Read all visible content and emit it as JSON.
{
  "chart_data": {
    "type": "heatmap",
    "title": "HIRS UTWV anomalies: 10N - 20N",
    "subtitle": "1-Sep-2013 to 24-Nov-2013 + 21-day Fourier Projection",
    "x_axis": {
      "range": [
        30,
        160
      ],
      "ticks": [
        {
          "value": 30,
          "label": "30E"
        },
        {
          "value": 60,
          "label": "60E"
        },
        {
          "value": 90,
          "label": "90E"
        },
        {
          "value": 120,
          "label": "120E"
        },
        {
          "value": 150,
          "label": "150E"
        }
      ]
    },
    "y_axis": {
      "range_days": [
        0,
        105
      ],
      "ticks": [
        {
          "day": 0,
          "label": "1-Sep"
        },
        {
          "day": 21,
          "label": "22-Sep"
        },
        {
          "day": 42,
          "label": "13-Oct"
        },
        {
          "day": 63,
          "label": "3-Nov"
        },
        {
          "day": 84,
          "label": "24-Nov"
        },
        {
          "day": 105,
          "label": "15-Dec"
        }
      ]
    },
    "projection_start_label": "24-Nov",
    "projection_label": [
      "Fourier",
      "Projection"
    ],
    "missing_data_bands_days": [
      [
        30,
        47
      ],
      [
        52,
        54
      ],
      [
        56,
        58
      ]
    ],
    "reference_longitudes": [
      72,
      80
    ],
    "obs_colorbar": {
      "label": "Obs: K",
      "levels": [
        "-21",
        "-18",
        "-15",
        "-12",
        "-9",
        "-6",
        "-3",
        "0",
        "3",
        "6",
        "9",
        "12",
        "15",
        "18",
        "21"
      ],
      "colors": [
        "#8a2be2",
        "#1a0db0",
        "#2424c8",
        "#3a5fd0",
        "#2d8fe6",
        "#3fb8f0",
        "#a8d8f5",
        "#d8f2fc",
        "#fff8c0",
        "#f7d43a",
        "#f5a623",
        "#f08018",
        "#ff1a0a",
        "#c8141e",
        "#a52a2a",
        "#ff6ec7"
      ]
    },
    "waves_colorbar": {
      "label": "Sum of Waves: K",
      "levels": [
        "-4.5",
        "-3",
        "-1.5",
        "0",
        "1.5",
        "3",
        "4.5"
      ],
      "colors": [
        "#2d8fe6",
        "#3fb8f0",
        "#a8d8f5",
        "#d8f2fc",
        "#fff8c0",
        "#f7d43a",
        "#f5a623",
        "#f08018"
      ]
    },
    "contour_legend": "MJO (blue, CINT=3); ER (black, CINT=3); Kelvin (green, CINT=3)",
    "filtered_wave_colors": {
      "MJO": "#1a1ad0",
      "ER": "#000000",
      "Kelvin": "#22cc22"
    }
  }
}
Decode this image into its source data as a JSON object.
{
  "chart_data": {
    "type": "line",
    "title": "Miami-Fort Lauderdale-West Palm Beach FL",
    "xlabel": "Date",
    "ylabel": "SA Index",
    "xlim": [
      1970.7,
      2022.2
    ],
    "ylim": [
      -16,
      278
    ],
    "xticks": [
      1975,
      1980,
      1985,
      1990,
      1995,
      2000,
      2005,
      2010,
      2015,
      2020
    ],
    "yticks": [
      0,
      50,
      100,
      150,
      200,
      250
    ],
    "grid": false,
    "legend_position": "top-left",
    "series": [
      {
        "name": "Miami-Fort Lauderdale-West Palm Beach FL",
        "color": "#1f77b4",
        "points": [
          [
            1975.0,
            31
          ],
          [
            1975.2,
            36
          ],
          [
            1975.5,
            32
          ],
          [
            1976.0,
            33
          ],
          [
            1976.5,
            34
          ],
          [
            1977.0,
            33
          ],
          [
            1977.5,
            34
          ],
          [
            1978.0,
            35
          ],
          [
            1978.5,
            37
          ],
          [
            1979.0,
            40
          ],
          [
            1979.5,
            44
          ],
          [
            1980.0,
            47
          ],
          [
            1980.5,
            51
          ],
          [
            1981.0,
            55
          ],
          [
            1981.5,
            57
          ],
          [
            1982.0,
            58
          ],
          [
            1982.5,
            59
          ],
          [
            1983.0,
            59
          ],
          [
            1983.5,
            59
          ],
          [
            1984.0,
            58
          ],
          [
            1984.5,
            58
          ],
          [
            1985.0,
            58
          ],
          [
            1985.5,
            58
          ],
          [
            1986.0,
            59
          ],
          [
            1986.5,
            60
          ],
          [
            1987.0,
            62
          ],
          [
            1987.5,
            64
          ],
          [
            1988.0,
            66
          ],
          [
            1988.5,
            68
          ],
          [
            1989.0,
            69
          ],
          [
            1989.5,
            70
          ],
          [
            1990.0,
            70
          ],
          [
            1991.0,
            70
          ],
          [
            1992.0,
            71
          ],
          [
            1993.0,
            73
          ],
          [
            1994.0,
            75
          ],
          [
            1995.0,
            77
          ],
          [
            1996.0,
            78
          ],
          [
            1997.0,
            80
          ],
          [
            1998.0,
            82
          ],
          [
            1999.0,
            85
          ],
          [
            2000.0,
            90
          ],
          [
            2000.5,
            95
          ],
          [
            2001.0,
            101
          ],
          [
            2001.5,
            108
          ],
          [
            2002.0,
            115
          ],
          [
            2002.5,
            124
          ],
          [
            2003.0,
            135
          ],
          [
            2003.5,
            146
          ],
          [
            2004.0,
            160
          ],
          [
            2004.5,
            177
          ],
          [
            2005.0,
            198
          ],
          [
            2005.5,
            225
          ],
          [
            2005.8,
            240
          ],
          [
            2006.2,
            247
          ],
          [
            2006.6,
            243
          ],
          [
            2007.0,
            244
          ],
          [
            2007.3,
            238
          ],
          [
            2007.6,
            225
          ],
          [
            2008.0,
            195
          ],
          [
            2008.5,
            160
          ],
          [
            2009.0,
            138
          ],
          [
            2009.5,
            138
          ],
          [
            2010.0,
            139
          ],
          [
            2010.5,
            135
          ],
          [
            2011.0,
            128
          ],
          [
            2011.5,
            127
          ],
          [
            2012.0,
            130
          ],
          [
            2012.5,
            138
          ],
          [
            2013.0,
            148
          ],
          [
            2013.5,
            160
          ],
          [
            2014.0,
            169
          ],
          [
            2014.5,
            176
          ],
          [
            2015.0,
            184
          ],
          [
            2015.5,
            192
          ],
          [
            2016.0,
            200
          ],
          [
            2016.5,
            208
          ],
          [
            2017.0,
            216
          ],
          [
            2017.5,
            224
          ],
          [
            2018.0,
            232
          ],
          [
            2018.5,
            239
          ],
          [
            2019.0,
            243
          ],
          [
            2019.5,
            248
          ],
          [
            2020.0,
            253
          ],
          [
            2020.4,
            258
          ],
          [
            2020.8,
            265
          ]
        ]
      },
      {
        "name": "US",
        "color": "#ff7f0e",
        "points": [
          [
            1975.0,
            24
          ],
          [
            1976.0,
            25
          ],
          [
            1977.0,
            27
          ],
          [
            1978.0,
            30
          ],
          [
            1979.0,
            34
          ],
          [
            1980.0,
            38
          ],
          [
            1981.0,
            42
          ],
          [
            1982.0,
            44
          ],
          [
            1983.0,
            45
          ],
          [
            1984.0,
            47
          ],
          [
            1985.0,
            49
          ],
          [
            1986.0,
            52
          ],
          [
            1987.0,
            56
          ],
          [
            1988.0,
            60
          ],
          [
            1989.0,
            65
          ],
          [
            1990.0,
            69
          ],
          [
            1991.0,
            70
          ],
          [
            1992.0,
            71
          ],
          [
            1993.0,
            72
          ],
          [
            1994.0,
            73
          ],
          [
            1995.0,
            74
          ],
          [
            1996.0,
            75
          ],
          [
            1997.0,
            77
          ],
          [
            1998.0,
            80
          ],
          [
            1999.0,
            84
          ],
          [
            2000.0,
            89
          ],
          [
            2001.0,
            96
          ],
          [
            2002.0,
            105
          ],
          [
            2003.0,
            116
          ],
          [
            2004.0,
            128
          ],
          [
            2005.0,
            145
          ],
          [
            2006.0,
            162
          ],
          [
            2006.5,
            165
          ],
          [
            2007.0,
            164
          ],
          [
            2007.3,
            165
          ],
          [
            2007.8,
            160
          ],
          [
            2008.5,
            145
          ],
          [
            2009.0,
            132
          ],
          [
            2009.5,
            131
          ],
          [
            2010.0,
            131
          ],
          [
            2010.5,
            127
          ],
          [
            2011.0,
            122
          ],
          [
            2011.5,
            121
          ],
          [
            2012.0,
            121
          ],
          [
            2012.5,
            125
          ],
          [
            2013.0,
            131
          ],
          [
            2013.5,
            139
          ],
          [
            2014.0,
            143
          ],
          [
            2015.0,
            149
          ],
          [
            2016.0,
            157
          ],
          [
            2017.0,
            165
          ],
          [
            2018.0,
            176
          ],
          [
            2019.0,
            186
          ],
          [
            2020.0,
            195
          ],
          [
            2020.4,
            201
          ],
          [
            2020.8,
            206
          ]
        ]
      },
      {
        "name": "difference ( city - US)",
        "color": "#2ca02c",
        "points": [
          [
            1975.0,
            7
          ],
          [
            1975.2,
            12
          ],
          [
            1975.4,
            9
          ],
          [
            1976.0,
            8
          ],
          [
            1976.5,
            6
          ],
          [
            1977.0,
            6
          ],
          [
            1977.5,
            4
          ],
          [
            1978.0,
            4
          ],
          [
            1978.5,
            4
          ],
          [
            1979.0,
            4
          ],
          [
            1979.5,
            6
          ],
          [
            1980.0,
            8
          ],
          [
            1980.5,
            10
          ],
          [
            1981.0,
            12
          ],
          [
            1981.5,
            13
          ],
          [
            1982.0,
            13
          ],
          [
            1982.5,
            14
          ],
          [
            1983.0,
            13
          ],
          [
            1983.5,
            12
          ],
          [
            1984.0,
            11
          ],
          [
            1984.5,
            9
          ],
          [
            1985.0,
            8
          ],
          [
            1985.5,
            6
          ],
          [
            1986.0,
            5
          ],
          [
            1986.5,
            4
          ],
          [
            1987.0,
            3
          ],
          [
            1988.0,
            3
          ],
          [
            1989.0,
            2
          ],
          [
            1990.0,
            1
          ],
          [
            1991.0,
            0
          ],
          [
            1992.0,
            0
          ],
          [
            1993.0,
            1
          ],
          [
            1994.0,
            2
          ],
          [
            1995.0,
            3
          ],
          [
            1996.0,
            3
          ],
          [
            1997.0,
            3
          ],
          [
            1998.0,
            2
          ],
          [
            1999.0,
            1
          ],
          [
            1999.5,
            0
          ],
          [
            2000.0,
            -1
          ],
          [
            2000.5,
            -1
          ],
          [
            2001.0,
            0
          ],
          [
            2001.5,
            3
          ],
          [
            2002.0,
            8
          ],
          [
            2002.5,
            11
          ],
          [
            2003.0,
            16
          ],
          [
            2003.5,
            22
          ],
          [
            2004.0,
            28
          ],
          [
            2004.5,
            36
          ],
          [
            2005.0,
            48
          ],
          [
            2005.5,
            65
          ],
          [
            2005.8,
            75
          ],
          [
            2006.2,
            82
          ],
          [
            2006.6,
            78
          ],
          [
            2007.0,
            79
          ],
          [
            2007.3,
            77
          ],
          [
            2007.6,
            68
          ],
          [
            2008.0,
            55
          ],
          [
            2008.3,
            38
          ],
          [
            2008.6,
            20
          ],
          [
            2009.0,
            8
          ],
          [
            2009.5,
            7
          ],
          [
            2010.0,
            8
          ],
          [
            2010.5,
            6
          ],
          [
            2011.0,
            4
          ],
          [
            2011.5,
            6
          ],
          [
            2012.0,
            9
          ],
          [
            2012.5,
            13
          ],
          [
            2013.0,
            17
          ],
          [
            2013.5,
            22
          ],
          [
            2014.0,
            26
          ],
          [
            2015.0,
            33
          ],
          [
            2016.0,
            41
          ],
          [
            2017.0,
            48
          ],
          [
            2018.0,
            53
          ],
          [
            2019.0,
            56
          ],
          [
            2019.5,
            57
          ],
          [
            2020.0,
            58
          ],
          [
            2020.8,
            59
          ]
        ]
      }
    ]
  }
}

# DIRECTION
Find each line holding "West". Copy it out.

# RIGHT ANSWER
    "title": "Miami-Fort Lauderdale-West Palm Beach FL",
        "name": "Miami-Fort Lauderdale-West Palm Beach FL",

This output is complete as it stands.